WORK TO DO
Give the material again in full, matching it exactly.

==== DATA SHOWN

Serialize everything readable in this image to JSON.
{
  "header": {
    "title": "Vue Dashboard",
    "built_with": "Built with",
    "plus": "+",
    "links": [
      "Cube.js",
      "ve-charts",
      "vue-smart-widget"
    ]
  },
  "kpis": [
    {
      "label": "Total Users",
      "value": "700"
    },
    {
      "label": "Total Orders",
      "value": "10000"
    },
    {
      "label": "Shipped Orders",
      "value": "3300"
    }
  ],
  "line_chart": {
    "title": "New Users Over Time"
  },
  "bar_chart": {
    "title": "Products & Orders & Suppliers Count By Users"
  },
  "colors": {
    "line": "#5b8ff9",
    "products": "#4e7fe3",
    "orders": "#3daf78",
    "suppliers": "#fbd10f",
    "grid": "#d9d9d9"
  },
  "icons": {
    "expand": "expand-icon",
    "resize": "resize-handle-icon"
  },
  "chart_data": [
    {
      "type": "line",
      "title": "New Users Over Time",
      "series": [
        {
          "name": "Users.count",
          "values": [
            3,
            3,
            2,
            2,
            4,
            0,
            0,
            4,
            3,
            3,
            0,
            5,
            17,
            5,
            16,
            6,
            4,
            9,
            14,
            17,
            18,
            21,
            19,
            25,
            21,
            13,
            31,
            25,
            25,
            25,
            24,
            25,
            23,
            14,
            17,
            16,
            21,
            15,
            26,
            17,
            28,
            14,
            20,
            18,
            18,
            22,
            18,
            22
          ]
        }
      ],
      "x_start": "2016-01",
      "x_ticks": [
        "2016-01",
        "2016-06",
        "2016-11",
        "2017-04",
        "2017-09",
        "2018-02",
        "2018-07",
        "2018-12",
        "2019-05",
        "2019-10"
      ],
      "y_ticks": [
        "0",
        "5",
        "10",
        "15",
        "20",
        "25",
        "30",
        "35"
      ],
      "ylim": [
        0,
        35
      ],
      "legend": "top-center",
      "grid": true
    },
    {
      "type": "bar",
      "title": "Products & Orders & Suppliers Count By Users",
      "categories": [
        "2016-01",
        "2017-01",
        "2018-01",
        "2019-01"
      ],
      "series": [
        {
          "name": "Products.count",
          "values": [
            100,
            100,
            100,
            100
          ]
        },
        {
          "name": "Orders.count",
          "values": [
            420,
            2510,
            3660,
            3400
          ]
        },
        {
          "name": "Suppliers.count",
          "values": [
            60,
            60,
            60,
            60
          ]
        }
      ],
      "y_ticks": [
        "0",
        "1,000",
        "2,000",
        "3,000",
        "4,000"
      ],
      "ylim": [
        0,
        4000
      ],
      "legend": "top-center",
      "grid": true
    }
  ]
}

========

EXPECTED ANSWER
Serialize everything readable in this image to JSON.
{
  "header": {
    "title": "Vue Dashboard",
    "built_with": "Built with",
    "plus": "+",
    "links": [
      "Cube.js",
      "ve-charts",
      "vue-smart-widget"
    ]
  },
  "kpis": [
    {
      "label": "Total Users",
      "value": "700"
    },
    {
      "label": "Total Orders",
      "value": "10000"
    },
    {
      "label": "Shipped Orders",
      "value": "3300"
    }
  ],
  "line_chart": {
    "title": "New Users Over Time"
  },
  "bar_chart": {
    "title": "Products & Orders & Suppliers Count By Users"
  },
  "colors": {
    "line": "#5b8ff9",
    "products": "#4e7fe3",
    "orders": "#3daf78",
    "suppliers": "#fbd10f",
    "grid": "#d9d9d9"
  },
  "icons": {
    "expand": "expand-icon",
    "resize": "resize-handle-icon"
  },
  "chart_data": [
    {
      "type": "line",
      "title": "New Users Over Time",
      "series": [
        {
          "name": "Users.count",
          "values": [
            3,
            3,
            2,
            2,
            4,
            0,
            0,
            4,
            3,
            3,
            0,
            5,
            17,
            5,
            16,
            6,
            4,
            9,
            14,
            17,
            18,
            21,
            19,
            25,
            21,
            13,
            31,
            25,
            25,
            25,
            24,
            25,
            23,
            14,
            17,
            16,
            21,
            15,
            26,
            17,
            28,
            14,
            20,
            18,
            18,
            22,
            18,
            22
          ]
        }
      ],
      "x_start": "2016-01",
      "x_ticks": [
        "2016-01",
        "2016-06",
        "2016-11",
        "2017-04",
        "2017-09",
        "2018-02",
        "2018-07",
        "2018-12",
        "2019-05",
        "2019-10"
      ],
      "y_ticks": [
        "0",
        "5",
        "10",
        "15",
        "20",
        "25",
        "30",
        "35"
      ],
      "ylim": [
        0,
        35
      ],
      "legend": "top-center",
      "grid": true
    },
    {
      "type": "bar",
      "title": "Products & Orders & Suppliers Count By Users",
      "categories": [
        "2016-01",
        "2017-01",
        "2018-01",
        "2019-01"
      ],
      "series": [
        {
          "name": "Products.count",
          "values": [
            100,
            100,
            100,
            100
          ]
        },
        {
          "name": "Orders.count",
          "values": [
            420,
            2510,
            3660,
            3400
          ]
        },
        {
          "name": "Suppliers.count",
          "values": [
            60,
            60,
            60,
            60
          ]
        }
      ],
      "y_ticks": [
        "0",
        "1,000",
        "2,000",
        "3,000",
        "4,000"
      ],
      "ylim": [
        0,
        4000
      ],
      "legend": "top-center",
      "grid": true
    }
  ]
}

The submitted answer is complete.